**Data for this task**:
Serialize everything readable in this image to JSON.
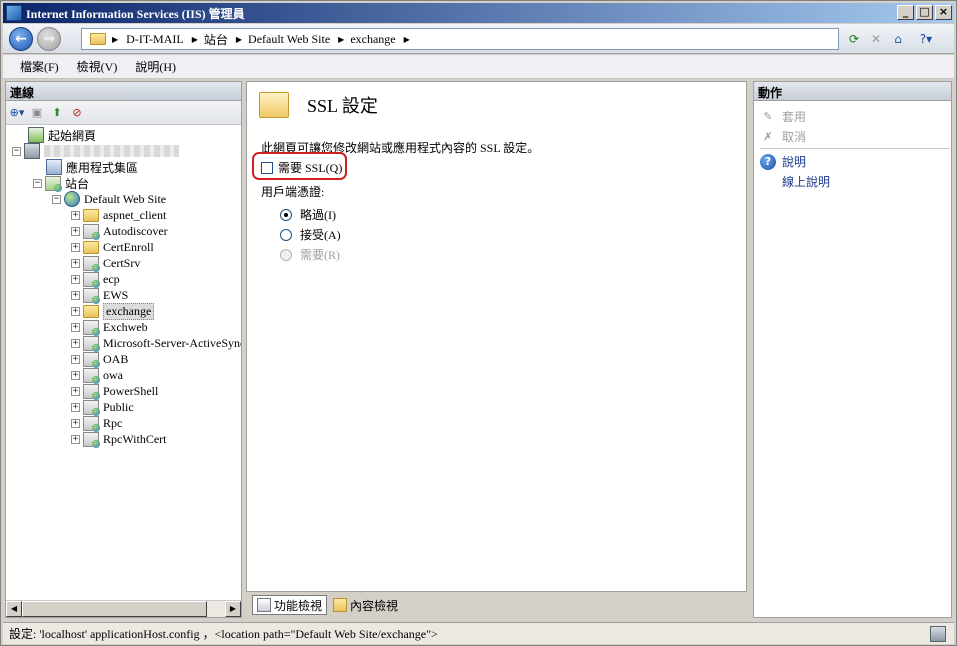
{
  "window": {
    "title": "Internet Information Services (IIS) 管理員",
    "controls": [
      "minimize",
      "maximize",
      "close"
    ]
  },
  "address_bar": {
    "breadcrumbs": [
      "D-IT-MAIL",
      "站台",
      "Default Web Site",
      "exchange"
    ]
  },
  "menu": {
    "items": [
      "檔案(F)",
      "檢視(V)",
      "說明(H)"
    ]
  },
  "connections": {
    "header": "連線",
    "tree": [
      {
        "label": "起始網頁",
        "icon": "start-page-icon"
      },
      {
        "label": "",
        "icon": "server-icon"
      },
      {
        "label": "應用程式集區",
        "icon": "app-pool-icon"
      },
      {
        "label": "站台",
        "icon": "sites-icon"
      },
      {
        "label": "Default Web Site",
        "icon": "globe-icon"
      },
      {
        "label": "aspnet_client",
        "icon": "folder-icon"
      },
      {
        "label": "Autodiscover",
        "icon": "application-icon"
      },
      {
        "label": "CertEnroll",
        "icon": "folder-icon"
      },
      {
        "label": "CertSrv",
        "icon": "application-icon"
      },
      {
        "label": "ecp",
        "icon": "application-icon"
      },
      {
        "label": "EWS",
        "icon": "application-icon"
      },
      {
        "label": "exchange",
        "icon": "folder-icon",
        "selected": true
      },
      {
        "label": "Exchweb",
        "icon": "application-icon"
      },
      {
        "label": "Microsoft-Server-ActiveSync",
        "icon": "application-icon"
      },
      {
        "label": "OAB",
        "icon": "application-icon"
      },
      {
        "label": "owa",
        "icon": "application-icon"
      },
      {
        "label": "PowerShell",
        "icon": "application-icon"
      },
      {
        "label": "Public",
        "icon": "application-icon"
      },
      {
        "label": "Rpc",
        "icon": "application-icon"
      },
      {
        "label": "RpcWithCert",
        "icon": "application-icon"
      }
    ]
  },
  "feature": {
    "title": "SSL 設定",
    "description": "此網頁可讓您修改網站或應用程式內容的 SSL 設定。",
    "require_ssl_label": "需要 SSL(Q)",
    "require_ssl_checked": false,
    "client_certs_label": "用戶端憑證:",
    "client_cert_options": [
      {
        "label": "略過(I)",
        "selected": true,
        "disabled": false
      },
      {
        "label": "接受(A)",
        "selected": false,
        "disabled": false
      },
      {
        "label": "需要(R)",
        "selected": false,
        "disabled": true
      }
    ]
  },
  "view_tabs": {
    "features": "功能檢視",
    "content": "內容檢視"
  },
  "actions": {
    "header": "動作",
    "apply": "套用",
    "cancel": "取消",
    "help": "說明",
    "online_help": "線上說明"
  },
  "status": {
    "text": "設定: 'localhost' applicationHost.config ，<location path=\"Default Web Site/exchange\">"
  }
}
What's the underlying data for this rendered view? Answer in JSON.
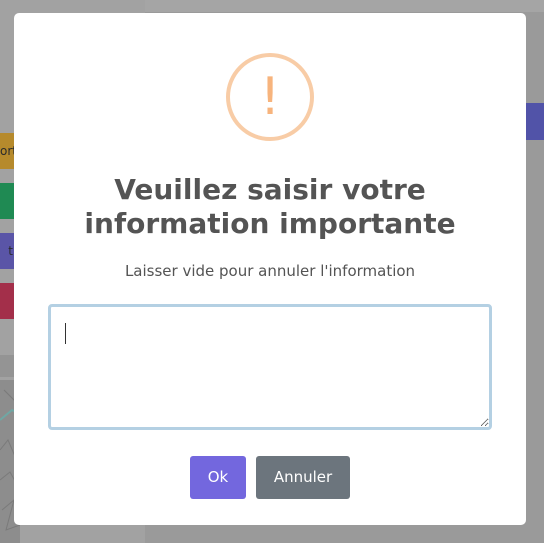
{
  "background": {
    "tabs": [
      {
        "label": "ort",
        "color": "#b68a2c"
      },
      {
        "label": "",
        "color": "#1f8a53"
      },
      {
        "label": "t",
        "color": "#5a55a7"
      },
      {
        "label": "",
        "color": "#a32f4a"
      }
    ]
  },
  "dialog": {
    "icon": "!",
    "icon_name": "warning-icon",
    "icon_color": "#f8bb86",
    "title": "Veuillez saisir votre information importante",
    "subtitle": "Laisser vide pour annuler l'information",
    "input": {
      "value": "",
      "placeholder": ""
    },
    "confirm_label": "Ok",
    "cancel_label": "Annuler",
    "confirm_color": "#7367de",
    "cancel_color": "#6c757d"
  }
}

**Exercise instructions**: Indicate how many lines of the material include the word "true"; the number alone is required.

**Problem solution**: 3